*Given exercise*
Your task is to output the data exactly as it stands.

*Provided records*

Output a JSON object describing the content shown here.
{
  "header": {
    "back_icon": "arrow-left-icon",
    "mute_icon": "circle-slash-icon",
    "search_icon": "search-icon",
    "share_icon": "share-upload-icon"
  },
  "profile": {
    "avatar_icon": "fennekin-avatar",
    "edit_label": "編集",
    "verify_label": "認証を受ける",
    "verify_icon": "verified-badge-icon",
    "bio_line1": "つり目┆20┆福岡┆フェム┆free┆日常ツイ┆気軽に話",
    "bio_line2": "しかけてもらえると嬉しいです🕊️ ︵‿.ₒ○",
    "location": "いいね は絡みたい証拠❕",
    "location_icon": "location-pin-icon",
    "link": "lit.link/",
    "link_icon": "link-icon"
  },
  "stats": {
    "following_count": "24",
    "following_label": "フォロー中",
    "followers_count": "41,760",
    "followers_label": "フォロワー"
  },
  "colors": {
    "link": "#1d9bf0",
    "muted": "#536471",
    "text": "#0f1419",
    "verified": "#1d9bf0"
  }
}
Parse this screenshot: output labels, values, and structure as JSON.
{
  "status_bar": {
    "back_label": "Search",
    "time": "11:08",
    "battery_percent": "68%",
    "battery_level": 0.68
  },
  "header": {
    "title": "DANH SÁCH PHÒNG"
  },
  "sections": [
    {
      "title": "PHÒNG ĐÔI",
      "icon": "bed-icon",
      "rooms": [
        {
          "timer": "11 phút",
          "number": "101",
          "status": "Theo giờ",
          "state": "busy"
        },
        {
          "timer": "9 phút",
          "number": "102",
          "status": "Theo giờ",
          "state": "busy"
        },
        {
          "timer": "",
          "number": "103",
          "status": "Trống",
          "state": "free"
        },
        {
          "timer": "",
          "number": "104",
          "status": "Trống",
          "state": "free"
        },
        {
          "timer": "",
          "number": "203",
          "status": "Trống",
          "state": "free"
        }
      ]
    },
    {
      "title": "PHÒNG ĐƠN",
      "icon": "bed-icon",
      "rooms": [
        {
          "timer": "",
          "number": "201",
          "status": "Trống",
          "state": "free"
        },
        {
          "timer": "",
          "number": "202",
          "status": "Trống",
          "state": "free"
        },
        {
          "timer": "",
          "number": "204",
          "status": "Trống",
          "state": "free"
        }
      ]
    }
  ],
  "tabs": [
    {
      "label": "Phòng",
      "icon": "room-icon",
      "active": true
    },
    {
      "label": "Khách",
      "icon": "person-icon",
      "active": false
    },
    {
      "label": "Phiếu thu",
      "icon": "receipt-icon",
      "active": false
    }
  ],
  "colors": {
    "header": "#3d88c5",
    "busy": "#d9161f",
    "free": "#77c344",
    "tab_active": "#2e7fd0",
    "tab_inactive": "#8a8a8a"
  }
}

*Task solution*
Output a JSON object describing the content shown here.
{
  "header": {
    "back_icon": "arrow-left-icon",
    "mute_icon": "circle-slash-icon",
    "search_icon": "search-icon",
    "share_icon": "share-upload-icon"
  },
  "profile": {
    "avatar_icon": "fennekin-avatar",
    "edit_label": "編集",
    "verify_label": "認証を受ける",
    "verify_icon": "verified-badge-icon",
    "bio_line1": "つり目┆20┆福岡┆フェム┆free┆日常ツイ┆気軽に話",
    "bio_line2": "しかけてもらえると嬉しいです🕊️ ︵‿.ₒ○",
    "location": "いいね は絡みたい証拠❕",
    "location_icon": "location-pin-icon",
    "link": "lit.link/",
    "link_icon": "link-icon"
  },
  "stats": {
    "following_count": "24",
    "following_label": "フォロー中",
    "followers_count": "41,760",
    "followers_label": "フォロワー"
  },
  "colors": {
    "link": "#1d9bf0",
    "muted": "#536471",
    "text": "#0f1419",
    "verified": "#1d9bf0"
  }
}
Parse this screenshot: output labels, values, and structure as JSON.
{
  "status_bar": {
    "back_label": "Search",
    "time": "11:08",
    "battery_percent": "68%",
    "battery_level": 0.68
  },
  "header": {
    "title": "DANH SÁCH PHÒNG"
  },
  "sections": [
    {
      "title": "PHÒNG ĐÔI",
      "icon": "bed-icon",
      "rooms": [
        {
          "timer": "11 phút",
          "number": "101",
          "status": "Theo giờ",
          "state": "busy"
        },
        {
          "timer": "9 phút",
          "number": "102",
          "status": "Theo giờ",
          "state": "busy"
        },
        {
          "timer": "",
          "number": "103",
          "status": "Trống",
          "state": "free"
        },
        {
          "timer": "",
          "number": "104",
          "status": "Trống",
          "state": "free"
        },
        {
          "timer": "",
          "number": "203",
          "status": "Trống",
          "state": "free"
        }
      ]
    },
    {
      "title": "PHÒNG ĐƠN",
      "icon": "bed-icon",
      "rooms": [
        {
          "timer": "",
          "number": "201",
          "status": "Trống",
          "state": "free"
        },
        {
          "timer": "",
          "number": "202",
          "status": "Trống",
          "state": "free"
        },
        {
          "timer": "",
          "number": "204",
          "status": "Trống",
          "state": "free"
        }
      ]
    }
  ],
  "tabs": [
    {
      "label": "Phòng",
      "icon": "room-icon",
      "active": true
    },
    {
      "label": "Khách",
      "icon": "person-icon",
      "active": false
    },
    {
      "label": "Phiếu thu",
      "icon": "receipt-icon",
      "active": false
    }
  ],
  "colors": {
    "header": "#3d88c5",
    "busy": "#d9161f",
    "free": "#77c344",
    "tab_active": "#2e7fd0",
    "tab_inactive": "#8a8a8a"
  }
}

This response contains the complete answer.